◆ **Records for the task**

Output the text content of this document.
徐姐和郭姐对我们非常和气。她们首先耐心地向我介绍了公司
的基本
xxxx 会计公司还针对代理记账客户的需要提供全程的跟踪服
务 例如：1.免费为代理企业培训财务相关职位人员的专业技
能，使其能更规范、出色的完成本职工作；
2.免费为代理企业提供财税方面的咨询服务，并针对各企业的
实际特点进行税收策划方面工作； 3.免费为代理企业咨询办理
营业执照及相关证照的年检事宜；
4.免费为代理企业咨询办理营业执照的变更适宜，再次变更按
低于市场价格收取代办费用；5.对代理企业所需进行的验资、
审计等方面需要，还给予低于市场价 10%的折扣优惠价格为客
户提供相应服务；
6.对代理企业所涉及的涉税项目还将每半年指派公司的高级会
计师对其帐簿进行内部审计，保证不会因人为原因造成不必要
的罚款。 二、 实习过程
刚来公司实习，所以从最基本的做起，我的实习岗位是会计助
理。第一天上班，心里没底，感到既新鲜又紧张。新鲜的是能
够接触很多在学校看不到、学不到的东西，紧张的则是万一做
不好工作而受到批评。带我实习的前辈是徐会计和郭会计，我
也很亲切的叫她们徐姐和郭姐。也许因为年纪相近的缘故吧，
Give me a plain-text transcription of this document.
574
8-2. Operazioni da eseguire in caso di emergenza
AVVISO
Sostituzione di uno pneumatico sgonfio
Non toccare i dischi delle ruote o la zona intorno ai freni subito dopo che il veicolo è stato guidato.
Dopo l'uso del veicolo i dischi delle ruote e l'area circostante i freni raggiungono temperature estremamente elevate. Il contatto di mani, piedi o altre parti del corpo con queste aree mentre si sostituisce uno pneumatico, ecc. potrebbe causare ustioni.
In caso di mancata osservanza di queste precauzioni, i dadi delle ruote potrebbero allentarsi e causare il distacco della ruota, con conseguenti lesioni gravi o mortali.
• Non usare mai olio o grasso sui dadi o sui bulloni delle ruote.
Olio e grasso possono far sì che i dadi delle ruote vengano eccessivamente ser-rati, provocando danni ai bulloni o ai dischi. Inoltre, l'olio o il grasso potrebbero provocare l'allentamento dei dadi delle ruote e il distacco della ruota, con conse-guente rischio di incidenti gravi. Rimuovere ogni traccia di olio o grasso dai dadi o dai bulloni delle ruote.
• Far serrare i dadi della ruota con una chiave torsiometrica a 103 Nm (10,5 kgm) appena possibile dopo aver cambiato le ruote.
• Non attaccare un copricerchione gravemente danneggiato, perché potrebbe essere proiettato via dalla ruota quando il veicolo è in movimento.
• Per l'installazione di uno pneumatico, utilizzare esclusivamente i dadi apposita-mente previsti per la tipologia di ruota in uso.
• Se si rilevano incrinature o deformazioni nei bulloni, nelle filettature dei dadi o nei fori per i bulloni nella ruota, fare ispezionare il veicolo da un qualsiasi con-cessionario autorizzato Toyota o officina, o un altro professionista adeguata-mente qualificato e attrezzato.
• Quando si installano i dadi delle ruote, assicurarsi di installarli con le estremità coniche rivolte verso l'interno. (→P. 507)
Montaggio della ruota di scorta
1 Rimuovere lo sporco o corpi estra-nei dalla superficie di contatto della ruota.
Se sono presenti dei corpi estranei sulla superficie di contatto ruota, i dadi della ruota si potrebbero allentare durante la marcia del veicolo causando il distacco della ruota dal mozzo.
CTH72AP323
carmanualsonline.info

◆ **Given task**
Each line of the material should be echoed exactly.

◆ **Worked answer**
Output the text content of this document.
徐姐和郭姐对我们非常和气。她们首先耐心地向我介绍了公司
的基本
xxxx 会计公司还针对代理记账客户的需要提供全程的跟踪服
务 例如：1.免费为代理企业培训财务相关职位人员的专业技
能，使其能更规范、出色的完成本职工作；
2.免费为代理企业提供财税方面的咨询服务，并针对各企业的
实际特点进行税收策划方面工作； 3.免费为代理企业咨询办理
营业执照及相关证照的年检事宜；
4.免费为代理企业咨询办理营业执照的变更适宜，再次变更按
低于市场价格收取代办费用；5.对代理企业所需进行的验资、
审计等方面需要，还给予低于市场价 10%的折扣优惠价格为客
户提供相应服务；
6.对代理企业所涉及的涉税项目还将每半年指派公司的高级会
计师对其帐簿进行内部审计，保证不会因人为原因造成不必要
的罚款。 二、 实习过程
刚来公司实习，所以从最基本的做起，我的实习岗位是会计助
理。第一天上班，心里没底，感到既新鲜又紧张。新鲜的是能
够接触很多在学校看不到、学不到的东西，紧张的则是万一做
不好工作而受到批评。带我实习的前辈是徐会计和郭会计，我
也很亲切的叫她们徐姐和郭姐。也许因为年纪相近的缘故吧，
Give me a plain-text transcription of this document.
574
8-2. Operazioni da eseguire in caso di emergenza
AVVISO
Sostituzione di uno pneumatico sgonfio
Non toccare i dischi delle ruote o la zona intorno ai freni subito dopo che il veicolo è stato guidato.
Dopo l'uso del veicolo i dischi delle ruote e l'area circostante i freni raggiungono temperature estremamente elevate. Il contatto di mani, piedi o altre parti del corpo con queste aree mentre si sostituisce uno pneumatico, ecc. potrebbe causare ustioni.
In caso di mancata osservanza di queste precauzioni, i dadi delle ruote potrebbero allentarsi e causare il distacco della ruota, con conseguenti lesioni gravi o mortali.
• Non usare mai olio o grasso sui dadi o sui bulloni delle ruote.
Olio e grasso possono far sì che i dadi delle ruote vengano eccessivamente ser-rati, provocando danni ai bulloni o ai dischi. Inoltre, l'olio o il grasso potrebbero provocare l'allentamento dei dadi delle ruote e il distacco della ruota, con conse-guente rischio di incidenti gravi. Rimuovere ogni traccia di olio o grasso dai dadi o dai bulloni delle ruote.
• Far serrare i dadi della ruota con una chiave torsiometrica a 103 Nm (10,5 kgm) appena possibile dopo aver cambiato le ruote.
• Non attaccare un copricerchione gravemente danneggiato, perché potrebbe essere proiettato via dalla ruota quando il veicolo è in movimento.
• Per l'installazione di uno pneumatico, utilizzare esclusivamente i dadi apposita-mente previsti per la tipologia di ruota in uso.
• Se si rilevano incrinature o deformazioni nei bulloni, nelle filettature dei dadi o nei fori per i bulloni nella ruota, fare ispezionare il veicolo da un qualsiasi con-cessionario autorizzato Toyota o officina, o un altro professionista adeguata-mente qualificato e attrezzato.
• Quando si installano i dadi delle ruote, assicurarsi di installarli con le estremità coniche rivolte verso l'interno. (→P. 507)
Montaggio della ruota di scorta
1 Rimuovere lo sporco o corpi estra-nei dalla superficie di contatto della ruota.
Se sono presenti dei corpi estranei sulla superficie di contatto ruota, i dadi della ruota si potrebbero allentare durante la marcia del veicolo causando il distacco della ruota dal mozzo.
CTH72AP323
carmanualsonline.info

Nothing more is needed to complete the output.